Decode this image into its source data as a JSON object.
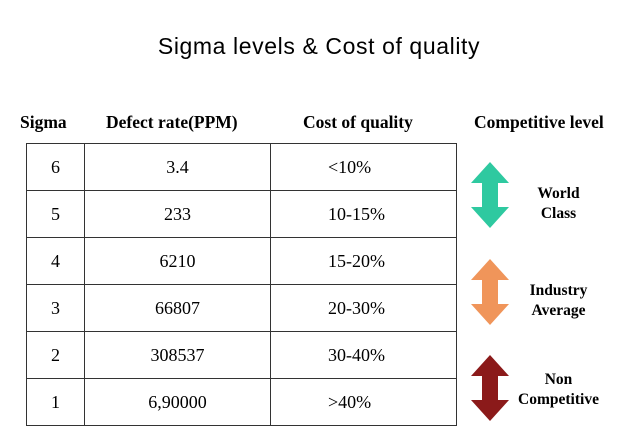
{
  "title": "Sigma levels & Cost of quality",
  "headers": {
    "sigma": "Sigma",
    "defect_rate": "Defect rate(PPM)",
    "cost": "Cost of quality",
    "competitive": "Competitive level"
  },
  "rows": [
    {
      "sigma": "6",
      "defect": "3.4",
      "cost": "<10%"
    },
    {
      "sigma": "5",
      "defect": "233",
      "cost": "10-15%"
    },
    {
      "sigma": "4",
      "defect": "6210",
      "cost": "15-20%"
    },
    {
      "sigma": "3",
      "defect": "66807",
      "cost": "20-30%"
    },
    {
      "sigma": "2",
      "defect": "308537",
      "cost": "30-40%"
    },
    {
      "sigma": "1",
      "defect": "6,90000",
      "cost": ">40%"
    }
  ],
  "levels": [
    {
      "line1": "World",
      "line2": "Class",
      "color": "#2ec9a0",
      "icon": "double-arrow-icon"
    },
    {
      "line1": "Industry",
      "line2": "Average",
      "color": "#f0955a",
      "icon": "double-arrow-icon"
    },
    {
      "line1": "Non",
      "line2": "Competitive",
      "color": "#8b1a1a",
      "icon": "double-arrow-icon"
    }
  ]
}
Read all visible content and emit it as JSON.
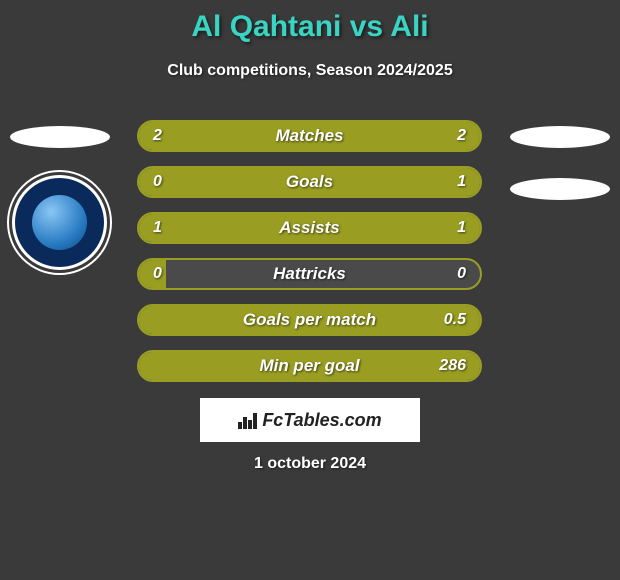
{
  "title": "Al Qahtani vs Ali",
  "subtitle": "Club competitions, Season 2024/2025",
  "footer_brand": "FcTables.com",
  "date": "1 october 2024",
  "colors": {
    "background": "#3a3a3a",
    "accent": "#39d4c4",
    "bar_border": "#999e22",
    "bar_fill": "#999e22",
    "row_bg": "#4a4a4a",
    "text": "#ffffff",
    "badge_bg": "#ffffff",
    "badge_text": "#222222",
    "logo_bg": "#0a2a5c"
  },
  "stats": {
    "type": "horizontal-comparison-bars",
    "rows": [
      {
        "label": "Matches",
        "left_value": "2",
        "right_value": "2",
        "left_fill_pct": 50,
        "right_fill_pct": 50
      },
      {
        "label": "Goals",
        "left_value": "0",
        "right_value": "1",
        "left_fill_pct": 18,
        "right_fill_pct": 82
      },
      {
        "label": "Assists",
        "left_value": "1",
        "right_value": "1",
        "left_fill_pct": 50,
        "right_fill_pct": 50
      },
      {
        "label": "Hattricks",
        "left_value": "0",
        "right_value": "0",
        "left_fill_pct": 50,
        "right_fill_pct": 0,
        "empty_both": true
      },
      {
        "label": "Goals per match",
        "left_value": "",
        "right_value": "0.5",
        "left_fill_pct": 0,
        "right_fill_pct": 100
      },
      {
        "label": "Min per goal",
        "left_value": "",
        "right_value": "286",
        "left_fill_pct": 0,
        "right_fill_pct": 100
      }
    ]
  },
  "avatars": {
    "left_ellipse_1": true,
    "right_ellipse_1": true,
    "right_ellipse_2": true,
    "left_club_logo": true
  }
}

::::

Given exercise: Copy all the entries word for word. Omit any pictures.

Written response:
Decode this image into its source data as a JSON object.
{
  "title": "Sigma levels & Cost of quality",
  "headers": {
    "sigma": "Sigma",
    "defect_rate": "Defect rate(PPM)",
    "cost": "Cost of quality",
    "competitive": "Competitive level"
  },
  "rows": [
    {
      "sigma": "6",
      "defect": "3.4",
      "cost": "<10%"
    },
    {
      "sigma": "5",
      "defect": "233",
      "cost": "10-15%"
    },
    {
      "sigma": "4",
      "defect": "6210",
      "cost": "15-20%"
    },
    {
      "sigma": "3",
      "defect": "66807",
      "cost": "20-30%"
    },
    {
      "sigma": "2",
      "defect": "308537",
      "cost": "30-40%"
    },
    {
      "sigma": "1",
      "defect": "6,90000",
      "cost": ">40%"
    }
  ],
  "levels": [
    {
      "line1": "World",
      "line2": "Class",
      "color": "#2ec9a0",
      "icon": "double-arrow-icon"
    },
    {
      "line1": "Industry",
      "line2": "Average",
      "color": "#f0955a",
      "icon": "double-arrow-icon"
    },
    {
      "line1": "Non",
      "line2": "Competitive",
      "color": "#8b1a1a",
      "icon": "double-arrow-icon"
    }
  ]
}
Read all visible content and emit it as JSON.
{
  "title": "Al Qahtani vs Ali",
  "subtitle": "Club competitions, Season 2024/2025",
  "footer_brand": "FcTables.com",
  "date": "1 october 2024",
  "colors": {
    "background": "#3a3a3a",
    "accent": "#39d4c4",
    "bar_border": "#999e22",
    "bar_fill": "#999e22",
    "row_bg": "#4a4a4a",
    "text": "#ffffff",
    "badge_bg": "#ffffff",
    "badge_text": "#222222",
    "logo_bg": "#0a2a5c"
  },
  "stats": {
    "type": "horizontal-comparison-bars",
    "rows": [
      {
        "label": "Matches",
        "left_value": "2",
        "right_value": "2",
        "left_fill_pct": 50,
        "right_fill_pct": 50
      },
      {
        "label": "Goals",
        "left_value": "0",
        "right_value": "1",
        "left_fill_pct": 18,
        "right_fill_pct": 82
      },
      {
        "label": "Assists",
        "left_value": "1",
        "right_value": "1",
        "left_fill_pct": 50,
        "right_fill_pct": 50
      },
      {
        "label": "Hattricks",
        "left_value": "0",
        "right_value": "0",
        "left_fill_pct": 50,
        "right_fill_pct": 0,
        "empty_both": true
      },
      {
        "label": "Goals per match",
        "left_value": "",
        "right_value": "0.5",
        "left_fill_pct": 0,
        "right_fill_pct": 100
      },
      {
        "label": "Min per goal",
        "left_value": "",
        "right_value": "286",
        "left_fill_pct": 0,
        "right_fill_pct": 100
      }
    ]
  },
  "avatars": {
    "left_ellipse_1": true,
    "right_ellipse_1": true,
    "right_ellipse_2": true,
    "left_club_logo": true
  }
}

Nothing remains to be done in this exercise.